#### [Aim of the exercise]
Reproduce verbatim every line from the one that includes "Output the text content of this document." to the closing line of the entries; omit everything before it.
═══ Provided data
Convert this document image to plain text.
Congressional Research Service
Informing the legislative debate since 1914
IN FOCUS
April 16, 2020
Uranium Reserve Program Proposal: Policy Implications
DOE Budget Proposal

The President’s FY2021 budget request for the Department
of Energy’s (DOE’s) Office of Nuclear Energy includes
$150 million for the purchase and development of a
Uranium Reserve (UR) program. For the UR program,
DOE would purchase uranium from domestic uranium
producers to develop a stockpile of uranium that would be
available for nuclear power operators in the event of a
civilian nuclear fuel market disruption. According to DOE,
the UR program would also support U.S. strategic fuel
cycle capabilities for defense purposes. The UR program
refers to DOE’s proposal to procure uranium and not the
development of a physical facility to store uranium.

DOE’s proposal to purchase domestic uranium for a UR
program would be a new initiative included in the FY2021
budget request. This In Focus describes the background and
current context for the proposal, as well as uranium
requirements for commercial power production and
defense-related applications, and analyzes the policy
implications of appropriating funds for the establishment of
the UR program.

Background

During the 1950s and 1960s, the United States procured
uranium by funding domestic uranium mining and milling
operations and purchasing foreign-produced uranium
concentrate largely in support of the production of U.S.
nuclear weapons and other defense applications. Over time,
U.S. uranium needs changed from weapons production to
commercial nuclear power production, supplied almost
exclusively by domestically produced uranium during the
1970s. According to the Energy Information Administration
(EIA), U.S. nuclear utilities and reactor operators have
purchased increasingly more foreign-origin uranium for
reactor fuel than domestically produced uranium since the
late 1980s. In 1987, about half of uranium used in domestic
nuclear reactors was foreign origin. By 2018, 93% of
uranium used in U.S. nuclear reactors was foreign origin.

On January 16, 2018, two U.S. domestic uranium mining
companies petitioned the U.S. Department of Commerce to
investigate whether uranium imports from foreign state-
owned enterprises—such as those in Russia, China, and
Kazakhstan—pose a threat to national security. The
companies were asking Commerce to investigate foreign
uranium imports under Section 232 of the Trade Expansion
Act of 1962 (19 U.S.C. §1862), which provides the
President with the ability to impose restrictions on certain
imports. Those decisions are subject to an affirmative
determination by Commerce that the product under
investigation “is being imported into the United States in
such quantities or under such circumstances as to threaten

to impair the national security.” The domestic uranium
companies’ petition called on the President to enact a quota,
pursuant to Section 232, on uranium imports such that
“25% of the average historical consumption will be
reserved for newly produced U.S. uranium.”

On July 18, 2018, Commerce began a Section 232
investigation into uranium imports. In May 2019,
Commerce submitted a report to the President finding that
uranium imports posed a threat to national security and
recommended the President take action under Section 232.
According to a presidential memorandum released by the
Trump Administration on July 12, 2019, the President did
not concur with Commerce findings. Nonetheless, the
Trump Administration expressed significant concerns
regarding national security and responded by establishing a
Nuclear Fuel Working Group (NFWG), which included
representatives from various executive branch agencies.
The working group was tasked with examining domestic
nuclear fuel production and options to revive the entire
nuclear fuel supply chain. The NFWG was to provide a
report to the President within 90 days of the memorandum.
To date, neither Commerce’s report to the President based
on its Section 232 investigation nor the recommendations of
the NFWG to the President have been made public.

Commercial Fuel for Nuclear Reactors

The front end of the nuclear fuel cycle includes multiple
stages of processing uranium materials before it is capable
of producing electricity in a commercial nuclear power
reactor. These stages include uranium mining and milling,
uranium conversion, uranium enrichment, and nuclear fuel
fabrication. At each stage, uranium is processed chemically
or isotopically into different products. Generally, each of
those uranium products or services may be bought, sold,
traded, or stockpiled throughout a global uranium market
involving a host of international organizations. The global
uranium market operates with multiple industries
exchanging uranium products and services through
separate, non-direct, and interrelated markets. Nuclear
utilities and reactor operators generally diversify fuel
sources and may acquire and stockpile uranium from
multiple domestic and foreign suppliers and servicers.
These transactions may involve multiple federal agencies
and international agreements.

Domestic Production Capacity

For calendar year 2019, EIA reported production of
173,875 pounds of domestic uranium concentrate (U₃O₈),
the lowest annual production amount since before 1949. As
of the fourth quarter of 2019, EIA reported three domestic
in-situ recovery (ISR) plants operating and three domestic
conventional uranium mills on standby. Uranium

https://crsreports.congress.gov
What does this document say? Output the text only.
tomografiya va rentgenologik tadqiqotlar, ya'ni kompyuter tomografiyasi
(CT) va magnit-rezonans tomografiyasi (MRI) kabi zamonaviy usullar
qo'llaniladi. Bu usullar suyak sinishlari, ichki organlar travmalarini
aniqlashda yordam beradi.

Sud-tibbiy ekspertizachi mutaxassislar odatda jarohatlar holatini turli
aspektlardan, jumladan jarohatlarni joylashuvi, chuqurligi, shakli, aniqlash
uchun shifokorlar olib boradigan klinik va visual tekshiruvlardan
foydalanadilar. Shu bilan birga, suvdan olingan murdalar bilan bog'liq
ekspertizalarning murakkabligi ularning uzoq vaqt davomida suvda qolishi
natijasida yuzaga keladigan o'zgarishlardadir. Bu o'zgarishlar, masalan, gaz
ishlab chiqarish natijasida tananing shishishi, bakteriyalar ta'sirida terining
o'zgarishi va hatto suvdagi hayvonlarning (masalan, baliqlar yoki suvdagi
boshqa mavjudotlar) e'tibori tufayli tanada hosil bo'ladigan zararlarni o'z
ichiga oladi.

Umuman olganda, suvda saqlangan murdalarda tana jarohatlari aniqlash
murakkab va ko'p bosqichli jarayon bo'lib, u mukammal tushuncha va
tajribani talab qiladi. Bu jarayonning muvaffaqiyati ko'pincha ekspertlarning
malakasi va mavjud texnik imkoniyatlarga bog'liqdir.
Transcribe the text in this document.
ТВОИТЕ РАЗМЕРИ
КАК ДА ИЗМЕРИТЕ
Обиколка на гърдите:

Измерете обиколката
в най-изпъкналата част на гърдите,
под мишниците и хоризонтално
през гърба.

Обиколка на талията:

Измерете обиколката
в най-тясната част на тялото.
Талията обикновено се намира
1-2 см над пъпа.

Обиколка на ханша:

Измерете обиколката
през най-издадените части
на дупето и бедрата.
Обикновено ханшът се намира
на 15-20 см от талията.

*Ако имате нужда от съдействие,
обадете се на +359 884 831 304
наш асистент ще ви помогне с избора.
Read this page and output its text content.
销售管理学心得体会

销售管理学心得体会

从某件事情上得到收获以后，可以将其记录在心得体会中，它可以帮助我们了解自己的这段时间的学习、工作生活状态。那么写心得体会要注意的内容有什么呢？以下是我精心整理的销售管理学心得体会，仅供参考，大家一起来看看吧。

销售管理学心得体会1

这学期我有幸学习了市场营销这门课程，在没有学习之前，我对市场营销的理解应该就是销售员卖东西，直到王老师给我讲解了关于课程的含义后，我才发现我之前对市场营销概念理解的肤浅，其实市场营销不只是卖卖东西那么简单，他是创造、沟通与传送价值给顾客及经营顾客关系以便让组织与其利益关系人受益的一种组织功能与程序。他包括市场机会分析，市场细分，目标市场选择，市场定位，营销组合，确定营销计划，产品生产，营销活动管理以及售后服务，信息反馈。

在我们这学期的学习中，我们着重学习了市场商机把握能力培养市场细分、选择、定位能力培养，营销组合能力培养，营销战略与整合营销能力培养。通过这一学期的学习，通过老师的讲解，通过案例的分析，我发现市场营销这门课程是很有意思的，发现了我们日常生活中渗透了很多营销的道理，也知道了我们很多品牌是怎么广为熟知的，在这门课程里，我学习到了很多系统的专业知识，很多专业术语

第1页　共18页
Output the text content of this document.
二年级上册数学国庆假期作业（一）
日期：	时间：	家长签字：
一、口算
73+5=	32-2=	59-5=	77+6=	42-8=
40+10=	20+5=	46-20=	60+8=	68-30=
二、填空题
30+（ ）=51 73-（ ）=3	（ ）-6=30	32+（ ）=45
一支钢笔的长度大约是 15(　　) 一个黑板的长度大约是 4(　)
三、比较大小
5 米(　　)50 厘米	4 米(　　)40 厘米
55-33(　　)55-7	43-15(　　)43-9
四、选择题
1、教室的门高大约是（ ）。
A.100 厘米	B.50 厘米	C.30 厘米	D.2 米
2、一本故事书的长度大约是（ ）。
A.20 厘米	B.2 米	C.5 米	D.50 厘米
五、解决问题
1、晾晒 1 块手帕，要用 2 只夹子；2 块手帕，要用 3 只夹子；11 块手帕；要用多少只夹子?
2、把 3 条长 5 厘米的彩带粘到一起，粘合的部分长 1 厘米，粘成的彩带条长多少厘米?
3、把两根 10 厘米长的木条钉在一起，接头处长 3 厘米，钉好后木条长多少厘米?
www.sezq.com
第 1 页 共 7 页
══════
#### [Result of this exercise]
Output the text content of this document.
二年级上册数学国庆假期作业（一）
日期：	时间：	家长签字：
一、口算
73+5=	32-2=	59-5=	77+6=	42-8=
40+10=	20+5=	46-20=	60+8=	68-30=
二、填空题
30+（ ）=51 73-（ ）=3	（ ）-6=30	32+（ ）=45
一支钢笔的长度大约是 15(　　) 一个黑板的长度大约是 4(　)
三、比较大小
5 米(　　)50 厘米	4 米(　　)40 厘米
55-33(　　)55-7	43-15(　　)43-9
四、选择题
1、教室的门高大约是（ ）。
A.100 厘米	B.50 厘米	C.30 厘米	D.2 米
2、一本故事书的长度大约是（ ）。
A.20 厘米	B.2 米	C.5 米	D.50 厘米
五、解决问题
1、晾晒 1 块手帕，要用 2 只夹子；2 块手帕，要用 3 只夹子；11 块手帕；要用多少只夹子?
2、把 3 条长 5 厘米的彩带粘到一起，粘合的部分长 1 厘米，粘成的彩带条长多少厘米?
3、把两根 10 厘米长的木条钉在一起，接头处长 3 厘米，钉好后木条长多少厘米?
www.sezq.com
第 1 页 共 7 页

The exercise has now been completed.